======== Data supplied ========

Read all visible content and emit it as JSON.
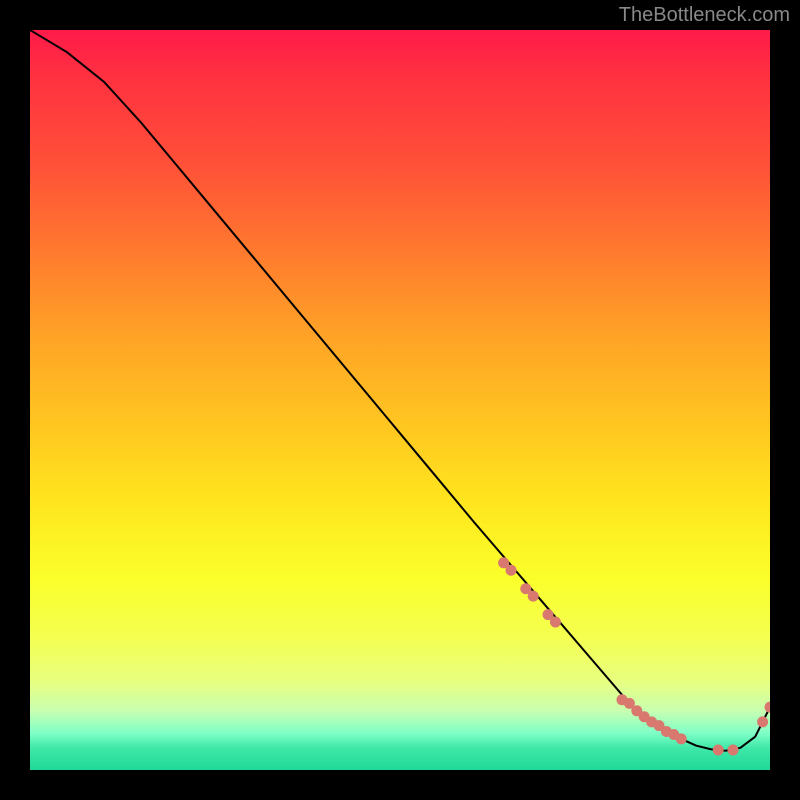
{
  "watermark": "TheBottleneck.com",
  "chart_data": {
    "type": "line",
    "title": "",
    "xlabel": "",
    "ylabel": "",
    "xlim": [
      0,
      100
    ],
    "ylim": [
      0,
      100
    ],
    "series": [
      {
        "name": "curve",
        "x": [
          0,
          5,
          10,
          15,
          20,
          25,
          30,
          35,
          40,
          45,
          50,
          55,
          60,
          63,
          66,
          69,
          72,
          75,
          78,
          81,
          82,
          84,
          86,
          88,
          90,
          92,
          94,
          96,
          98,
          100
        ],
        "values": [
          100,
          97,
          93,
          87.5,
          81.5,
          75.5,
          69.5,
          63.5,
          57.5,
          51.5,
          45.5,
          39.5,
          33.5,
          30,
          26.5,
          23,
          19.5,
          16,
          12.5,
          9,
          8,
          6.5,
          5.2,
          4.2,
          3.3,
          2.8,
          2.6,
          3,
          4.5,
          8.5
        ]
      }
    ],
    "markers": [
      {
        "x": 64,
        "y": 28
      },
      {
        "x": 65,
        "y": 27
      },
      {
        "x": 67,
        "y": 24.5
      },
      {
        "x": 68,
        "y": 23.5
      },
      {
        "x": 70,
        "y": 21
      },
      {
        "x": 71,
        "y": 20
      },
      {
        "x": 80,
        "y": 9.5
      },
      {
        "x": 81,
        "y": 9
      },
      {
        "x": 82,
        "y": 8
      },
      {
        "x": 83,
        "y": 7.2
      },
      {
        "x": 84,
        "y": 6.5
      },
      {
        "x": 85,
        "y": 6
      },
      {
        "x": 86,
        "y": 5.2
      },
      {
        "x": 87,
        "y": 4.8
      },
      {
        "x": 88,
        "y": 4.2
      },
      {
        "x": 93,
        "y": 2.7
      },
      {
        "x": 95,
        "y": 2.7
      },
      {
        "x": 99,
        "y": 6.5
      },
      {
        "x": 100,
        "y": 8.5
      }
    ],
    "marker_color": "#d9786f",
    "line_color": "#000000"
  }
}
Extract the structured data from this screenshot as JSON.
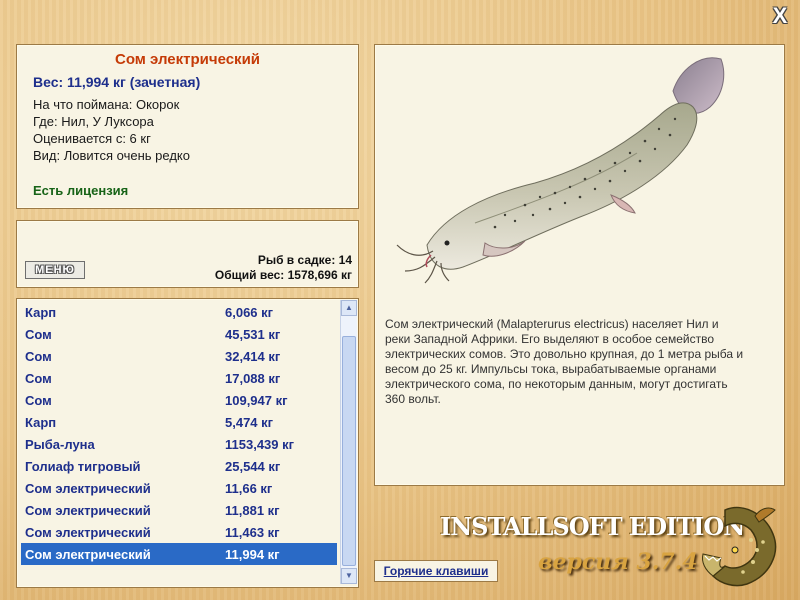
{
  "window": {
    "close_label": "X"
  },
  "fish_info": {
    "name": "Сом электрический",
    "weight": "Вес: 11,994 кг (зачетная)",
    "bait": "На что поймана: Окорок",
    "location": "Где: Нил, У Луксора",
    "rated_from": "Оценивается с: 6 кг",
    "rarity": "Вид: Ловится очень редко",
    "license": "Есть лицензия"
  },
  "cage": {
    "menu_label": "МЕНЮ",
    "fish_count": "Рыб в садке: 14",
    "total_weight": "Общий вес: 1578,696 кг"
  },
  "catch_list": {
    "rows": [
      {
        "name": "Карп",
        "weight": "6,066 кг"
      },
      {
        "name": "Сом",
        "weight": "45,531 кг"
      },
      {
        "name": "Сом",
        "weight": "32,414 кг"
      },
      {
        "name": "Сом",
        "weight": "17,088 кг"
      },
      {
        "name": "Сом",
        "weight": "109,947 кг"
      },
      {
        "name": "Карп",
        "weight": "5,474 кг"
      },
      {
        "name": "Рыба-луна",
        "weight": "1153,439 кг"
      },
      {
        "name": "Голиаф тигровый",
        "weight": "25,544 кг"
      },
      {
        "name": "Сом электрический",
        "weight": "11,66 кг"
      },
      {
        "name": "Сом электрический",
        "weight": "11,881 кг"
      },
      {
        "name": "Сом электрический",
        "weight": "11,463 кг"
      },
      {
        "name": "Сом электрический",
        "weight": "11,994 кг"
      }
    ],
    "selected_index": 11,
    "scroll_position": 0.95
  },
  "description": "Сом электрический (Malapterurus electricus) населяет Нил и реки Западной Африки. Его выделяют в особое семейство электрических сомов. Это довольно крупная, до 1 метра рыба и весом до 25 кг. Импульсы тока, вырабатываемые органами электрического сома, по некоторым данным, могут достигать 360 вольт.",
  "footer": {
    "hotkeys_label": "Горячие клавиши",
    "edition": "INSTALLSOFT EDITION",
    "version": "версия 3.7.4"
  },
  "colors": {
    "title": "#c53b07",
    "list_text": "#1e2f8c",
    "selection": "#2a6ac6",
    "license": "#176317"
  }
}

========
======== Data supplied ========

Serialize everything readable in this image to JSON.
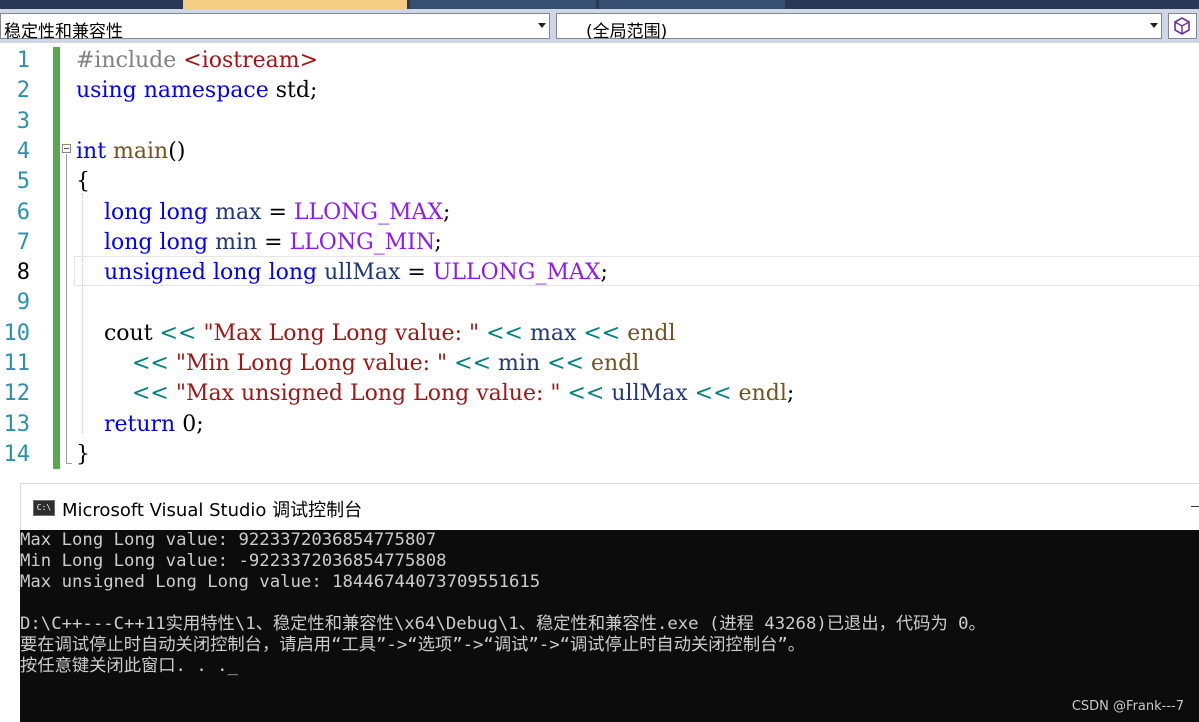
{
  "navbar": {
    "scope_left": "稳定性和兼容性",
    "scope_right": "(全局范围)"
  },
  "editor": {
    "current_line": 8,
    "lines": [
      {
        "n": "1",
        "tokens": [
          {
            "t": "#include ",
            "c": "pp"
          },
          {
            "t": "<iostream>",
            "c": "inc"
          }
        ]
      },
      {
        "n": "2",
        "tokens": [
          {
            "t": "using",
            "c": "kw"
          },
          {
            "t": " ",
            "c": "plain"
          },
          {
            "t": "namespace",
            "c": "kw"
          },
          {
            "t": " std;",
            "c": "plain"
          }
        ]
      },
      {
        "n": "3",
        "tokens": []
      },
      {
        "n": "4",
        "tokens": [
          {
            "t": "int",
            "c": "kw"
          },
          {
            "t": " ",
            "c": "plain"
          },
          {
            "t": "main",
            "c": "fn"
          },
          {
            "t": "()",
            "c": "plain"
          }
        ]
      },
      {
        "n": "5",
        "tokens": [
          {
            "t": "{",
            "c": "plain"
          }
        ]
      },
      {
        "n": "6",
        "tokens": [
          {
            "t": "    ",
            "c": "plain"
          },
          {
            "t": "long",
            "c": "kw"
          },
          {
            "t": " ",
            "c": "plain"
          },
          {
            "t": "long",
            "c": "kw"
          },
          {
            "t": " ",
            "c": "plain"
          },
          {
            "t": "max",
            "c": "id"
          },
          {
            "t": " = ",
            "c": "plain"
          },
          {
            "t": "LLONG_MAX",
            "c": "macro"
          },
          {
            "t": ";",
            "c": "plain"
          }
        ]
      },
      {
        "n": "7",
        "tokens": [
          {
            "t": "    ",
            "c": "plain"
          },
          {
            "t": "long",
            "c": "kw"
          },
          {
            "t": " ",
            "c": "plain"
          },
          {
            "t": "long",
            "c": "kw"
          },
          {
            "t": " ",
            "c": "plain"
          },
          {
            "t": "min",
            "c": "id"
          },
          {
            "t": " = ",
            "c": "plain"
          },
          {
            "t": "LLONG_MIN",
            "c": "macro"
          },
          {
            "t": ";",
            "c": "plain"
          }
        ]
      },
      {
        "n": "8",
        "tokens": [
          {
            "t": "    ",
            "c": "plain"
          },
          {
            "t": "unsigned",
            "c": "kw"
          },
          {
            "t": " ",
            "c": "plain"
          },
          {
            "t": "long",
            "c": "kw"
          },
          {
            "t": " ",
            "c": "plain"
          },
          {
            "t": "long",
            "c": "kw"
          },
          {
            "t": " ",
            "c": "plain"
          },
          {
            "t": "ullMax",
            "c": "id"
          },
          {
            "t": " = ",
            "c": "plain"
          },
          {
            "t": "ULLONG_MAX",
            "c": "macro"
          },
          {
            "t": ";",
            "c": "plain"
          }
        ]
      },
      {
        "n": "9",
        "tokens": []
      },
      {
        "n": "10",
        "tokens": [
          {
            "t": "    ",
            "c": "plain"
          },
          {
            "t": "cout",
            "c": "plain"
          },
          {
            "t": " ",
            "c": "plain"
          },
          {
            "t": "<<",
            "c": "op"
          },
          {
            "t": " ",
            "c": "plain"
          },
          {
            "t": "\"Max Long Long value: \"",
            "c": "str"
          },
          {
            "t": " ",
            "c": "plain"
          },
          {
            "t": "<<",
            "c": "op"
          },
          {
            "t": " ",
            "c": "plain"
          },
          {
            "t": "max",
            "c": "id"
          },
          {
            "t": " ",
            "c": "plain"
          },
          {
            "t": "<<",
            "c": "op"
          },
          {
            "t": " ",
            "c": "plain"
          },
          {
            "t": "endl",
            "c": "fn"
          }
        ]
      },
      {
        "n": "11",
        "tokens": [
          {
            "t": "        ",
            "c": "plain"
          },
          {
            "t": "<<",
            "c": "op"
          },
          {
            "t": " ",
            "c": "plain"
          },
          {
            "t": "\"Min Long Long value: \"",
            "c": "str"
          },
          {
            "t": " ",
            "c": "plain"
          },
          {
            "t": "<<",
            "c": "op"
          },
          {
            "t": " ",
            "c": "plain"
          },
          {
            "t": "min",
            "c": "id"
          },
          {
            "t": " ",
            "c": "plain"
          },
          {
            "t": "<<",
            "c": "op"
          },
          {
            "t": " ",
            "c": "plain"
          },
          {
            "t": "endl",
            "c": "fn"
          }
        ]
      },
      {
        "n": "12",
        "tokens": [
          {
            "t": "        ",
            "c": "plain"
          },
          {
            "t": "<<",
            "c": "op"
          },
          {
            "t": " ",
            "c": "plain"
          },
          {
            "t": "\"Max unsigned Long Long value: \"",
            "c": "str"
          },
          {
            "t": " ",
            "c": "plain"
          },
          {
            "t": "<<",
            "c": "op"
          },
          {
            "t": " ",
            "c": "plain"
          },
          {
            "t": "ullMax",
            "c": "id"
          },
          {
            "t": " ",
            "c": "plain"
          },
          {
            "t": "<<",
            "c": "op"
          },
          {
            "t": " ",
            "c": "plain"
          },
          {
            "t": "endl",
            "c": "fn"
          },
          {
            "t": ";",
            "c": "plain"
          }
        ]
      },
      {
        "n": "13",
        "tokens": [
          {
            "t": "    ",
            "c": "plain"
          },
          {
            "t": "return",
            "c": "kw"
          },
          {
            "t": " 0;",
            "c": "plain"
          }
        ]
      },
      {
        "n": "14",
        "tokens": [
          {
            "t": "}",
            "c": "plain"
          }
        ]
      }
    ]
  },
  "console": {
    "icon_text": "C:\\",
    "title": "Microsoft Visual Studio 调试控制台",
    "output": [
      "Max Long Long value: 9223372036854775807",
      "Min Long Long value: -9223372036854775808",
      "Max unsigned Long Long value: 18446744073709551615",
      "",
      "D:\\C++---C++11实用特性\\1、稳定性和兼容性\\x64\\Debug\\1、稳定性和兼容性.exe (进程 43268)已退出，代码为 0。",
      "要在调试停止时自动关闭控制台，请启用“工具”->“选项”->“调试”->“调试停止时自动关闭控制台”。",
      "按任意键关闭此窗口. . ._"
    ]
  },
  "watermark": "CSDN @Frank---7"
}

========

◆ **Given instruction**
Go through the listing above and pull out each line containing the word "title".

◆ **Reply**
    "title": "",
    "title": "#c53b07",
    "title": "Microsoft Visual Studio 调试控制台",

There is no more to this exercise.